___ Provided material ___
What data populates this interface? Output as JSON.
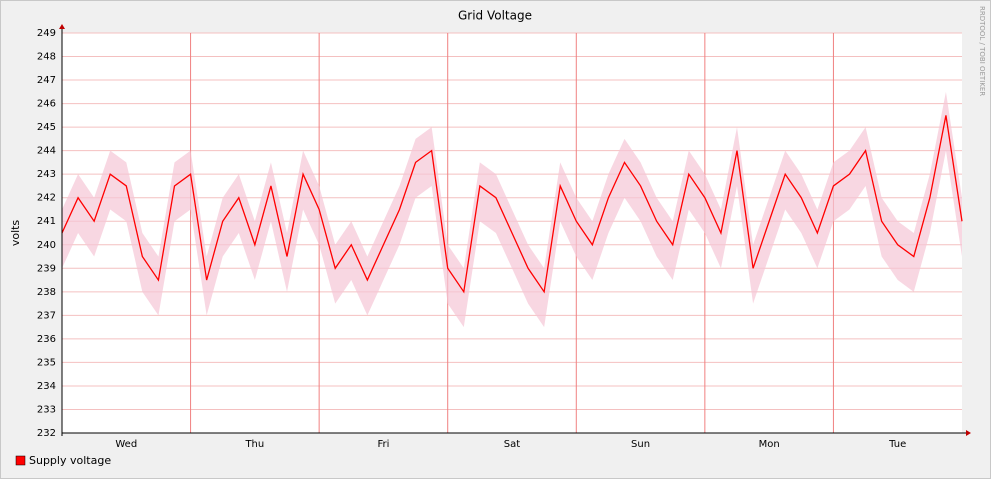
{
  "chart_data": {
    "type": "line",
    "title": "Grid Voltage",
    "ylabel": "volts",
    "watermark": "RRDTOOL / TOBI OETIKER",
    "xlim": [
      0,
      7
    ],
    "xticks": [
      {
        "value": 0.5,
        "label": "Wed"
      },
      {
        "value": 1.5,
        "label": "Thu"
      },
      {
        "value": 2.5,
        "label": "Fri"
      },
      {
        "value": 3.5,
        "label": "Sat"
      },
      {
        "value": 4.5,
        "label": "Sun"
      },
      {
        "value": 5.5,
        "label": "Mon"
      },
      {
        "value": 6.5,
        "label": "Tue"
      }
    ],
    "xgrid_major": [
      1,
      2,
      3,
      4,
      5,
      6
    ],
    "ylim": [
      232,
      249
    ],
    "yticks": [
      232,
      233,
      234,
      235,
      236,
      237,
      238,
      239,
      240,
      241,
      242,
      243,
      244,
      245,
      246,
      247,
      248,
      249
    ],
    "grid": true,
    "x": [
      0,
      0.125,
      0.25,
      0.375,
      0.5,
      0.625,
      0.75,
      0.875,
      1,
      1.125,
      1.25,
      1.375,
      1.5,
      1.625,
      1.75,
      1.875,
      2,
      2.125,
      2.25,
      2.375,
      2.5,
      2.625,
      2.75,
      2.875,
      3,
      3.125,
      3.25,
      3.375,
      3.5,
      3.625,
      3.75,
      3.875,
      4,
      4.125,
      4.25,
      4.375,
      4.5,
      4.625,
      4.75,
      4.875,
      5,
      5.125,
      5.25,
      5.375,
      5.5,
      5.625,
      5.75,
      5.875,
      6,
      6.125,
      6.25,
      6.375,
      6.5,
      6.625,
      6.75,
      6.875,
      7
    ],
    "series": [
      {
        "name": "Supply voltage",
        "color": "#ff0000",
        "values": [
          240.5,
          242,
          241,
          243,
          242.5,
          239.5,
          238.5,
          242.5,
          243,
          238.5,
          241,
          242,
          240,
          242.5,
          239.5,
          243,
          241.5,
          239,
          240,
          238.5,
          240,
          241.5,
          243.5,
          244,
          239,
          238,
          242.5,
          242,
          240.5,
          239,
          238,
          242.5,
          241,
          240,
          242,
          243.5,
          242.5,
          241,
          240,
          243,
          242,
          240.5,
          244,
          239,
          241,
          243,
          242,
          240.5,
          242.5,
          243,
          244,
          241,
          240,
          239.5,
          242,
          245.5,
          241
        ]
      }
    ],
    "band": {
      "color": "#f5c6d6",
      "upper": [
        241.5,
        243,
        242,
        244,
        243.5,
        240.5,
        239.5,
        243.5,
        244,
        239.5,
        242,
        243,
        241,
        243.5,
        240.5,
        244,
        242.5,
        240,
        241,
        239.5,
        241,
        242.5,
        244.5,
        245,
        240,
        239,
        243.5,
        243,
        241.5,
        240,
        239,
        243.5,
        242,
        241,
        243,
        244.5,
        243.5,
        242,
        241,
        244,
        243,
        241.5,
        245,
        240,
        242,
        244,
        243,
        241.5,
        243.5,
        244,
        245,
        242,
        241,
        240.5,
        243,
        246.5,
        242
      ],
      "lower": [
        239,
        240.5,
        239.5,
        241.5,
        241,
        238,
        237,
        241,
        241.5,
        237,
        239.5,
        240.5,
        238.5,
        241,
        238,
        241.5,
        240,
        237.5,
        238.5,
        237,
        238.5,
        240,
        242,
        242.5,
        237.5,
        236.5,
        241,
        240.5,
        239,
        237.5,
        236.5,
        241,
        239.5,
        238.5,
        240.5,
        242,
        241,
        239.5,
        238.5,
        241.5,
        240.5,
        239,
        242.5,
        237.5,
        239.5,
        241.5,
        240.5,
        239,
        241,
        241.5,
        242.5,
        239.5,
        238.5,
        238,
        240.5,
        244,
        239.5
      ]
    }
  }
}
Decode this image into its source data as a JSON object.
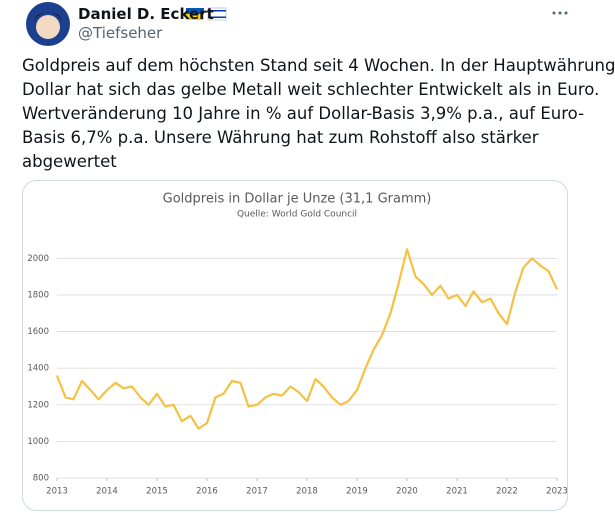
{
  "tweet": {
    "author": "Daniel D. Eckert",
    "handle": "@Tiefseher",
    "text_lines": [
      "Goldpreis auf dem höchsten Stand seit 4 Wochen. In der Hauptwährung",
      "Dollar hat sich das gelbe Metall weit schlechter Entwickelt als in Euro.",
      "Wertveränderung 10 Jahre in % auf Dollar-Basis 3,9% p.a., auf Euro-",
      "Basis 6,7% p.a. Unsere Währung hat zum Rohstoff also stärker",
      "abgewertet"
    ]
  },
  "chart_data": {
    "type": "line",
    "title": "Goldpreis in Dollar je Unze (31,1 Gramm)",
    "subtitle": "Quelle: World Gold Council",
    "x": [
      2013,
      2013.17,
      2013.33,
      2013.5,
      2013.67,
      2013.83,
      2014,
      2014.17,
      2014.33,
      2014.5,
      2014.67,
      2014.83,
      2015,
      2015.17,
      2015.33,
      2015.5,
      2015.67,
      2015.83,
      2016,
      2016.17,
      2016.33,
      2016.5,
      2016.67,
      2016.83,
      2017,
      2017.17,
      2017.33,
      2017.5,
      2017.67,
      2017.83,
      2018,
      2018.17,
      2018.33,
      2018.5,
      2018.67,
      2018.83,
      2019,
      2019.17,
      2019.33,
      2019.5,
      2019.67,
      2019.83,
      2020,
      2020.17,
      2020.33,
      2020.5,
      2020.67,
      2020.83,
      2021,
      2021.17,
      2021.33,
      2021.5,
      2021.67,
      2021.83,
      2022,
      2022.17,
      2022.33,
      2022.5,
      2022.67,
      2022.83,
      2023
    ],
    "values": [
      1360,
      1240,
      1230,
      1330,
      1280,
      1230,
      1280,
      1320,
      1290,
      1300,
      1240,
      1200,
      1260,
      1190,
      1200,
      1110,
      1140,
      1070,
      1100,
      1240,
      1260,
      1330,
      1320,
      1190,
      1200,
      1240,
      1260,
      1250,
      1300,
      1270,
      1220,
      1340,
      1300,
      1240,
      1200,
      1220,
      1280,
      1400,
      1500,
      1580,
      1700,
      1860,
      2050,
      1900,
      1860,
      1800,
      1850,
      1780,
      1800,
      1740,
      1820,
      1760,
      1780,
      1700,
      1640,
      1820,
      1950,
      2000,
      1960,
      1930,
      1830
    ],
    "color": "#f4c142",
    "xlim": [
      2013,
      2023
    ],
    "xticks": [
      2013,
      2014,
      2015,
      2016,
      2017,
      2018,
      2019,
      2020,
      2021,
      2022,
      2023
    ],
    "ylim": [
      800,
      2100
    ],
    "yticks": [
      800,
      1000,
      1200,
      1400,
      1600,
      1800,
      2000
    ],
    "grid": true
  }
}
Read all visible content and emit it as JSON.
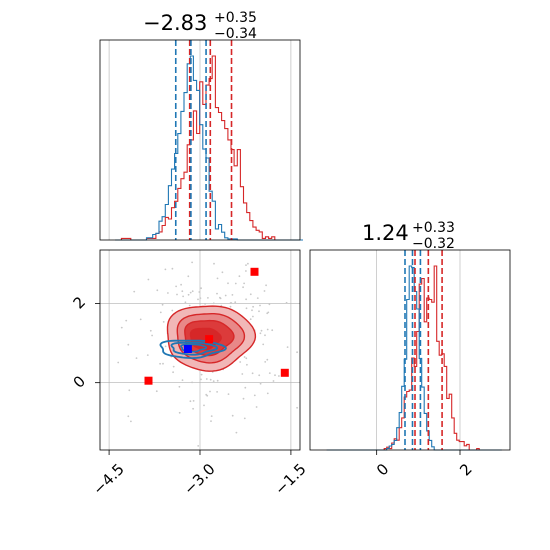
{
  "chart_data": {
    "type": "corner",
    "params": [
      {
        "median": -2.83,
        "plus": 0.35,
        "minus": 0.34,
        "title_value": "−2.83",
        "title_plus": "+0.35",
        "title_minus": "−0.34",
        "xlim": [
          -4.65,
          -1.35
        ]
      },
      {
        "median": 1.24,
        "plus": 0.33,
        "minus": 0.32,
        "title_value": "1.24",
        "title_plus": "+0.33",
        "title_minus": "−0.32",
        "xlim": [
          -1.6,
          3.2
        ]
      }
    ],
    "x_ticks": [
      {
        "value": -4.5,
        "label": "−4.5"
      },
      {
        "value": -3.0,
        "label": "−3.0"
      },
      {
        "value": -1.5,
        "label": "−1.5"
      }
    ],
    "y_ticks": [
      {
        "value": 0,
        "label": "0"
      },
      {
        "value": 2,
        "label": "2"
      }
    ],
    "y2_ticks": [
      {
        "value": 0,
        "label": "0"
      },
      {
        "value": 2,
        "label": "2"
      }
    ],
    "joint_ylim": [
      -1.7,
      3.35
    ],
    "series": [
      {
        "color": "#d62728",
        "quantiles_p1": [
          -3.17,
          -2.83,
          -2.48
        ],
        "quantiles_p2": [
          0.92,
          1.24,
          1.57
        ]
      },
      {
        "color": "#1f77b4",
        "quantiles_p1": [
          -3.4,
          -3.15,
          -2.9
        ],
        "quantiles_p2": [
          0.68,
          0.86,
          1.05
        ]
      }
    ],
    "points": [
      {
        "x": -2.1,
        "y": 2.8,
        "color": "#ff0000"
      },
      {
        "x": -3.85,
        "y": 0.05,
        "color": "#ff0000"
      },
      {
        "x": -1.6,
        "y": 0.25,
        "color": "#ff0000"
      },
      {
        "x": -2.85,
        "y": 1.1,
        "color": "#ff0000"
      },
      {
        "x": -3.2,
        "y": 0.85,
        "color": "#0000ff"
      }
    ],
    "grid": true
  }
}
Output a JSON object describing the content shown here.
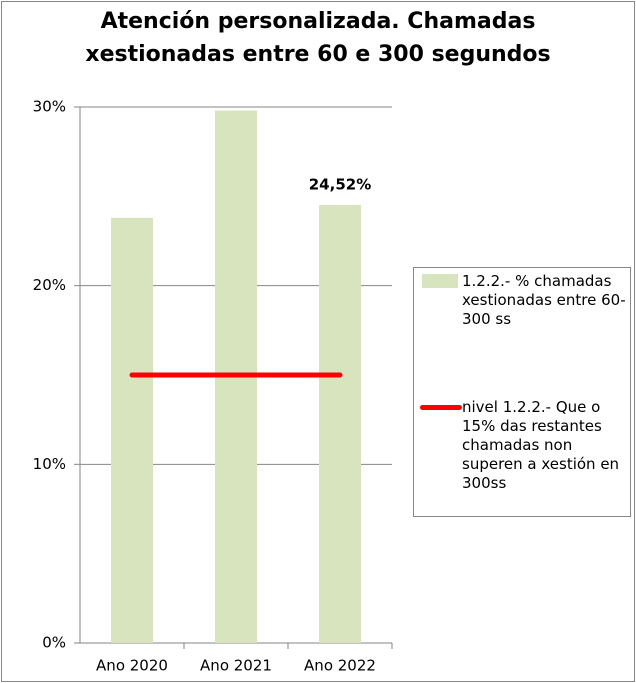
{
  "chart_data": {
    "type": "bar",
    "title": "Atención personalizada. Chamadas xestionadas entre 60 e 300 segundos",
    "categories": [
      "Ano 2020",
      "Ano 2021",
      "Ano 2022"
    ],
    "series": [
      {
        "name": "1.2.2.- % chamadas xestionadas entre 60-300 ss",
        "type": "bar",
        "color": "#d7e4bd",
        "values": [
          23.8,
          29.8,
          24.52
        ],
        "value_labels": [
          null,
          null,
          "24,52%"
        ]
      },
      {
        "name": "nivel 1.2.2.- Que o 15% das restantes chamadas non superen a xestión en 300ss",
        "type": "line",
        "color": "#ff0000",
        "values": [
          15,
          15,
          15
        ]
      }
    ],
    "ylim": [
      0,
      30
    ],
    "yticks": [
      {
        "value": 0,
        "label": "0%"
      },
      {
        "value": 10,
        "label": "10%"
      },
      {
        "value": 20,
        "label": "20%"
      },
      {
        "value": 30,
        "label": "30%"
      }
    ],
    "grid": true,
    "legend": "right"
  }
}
___
Your task. Answer with a single number: the count of lines holding the word "Euro".

Output of the task. 2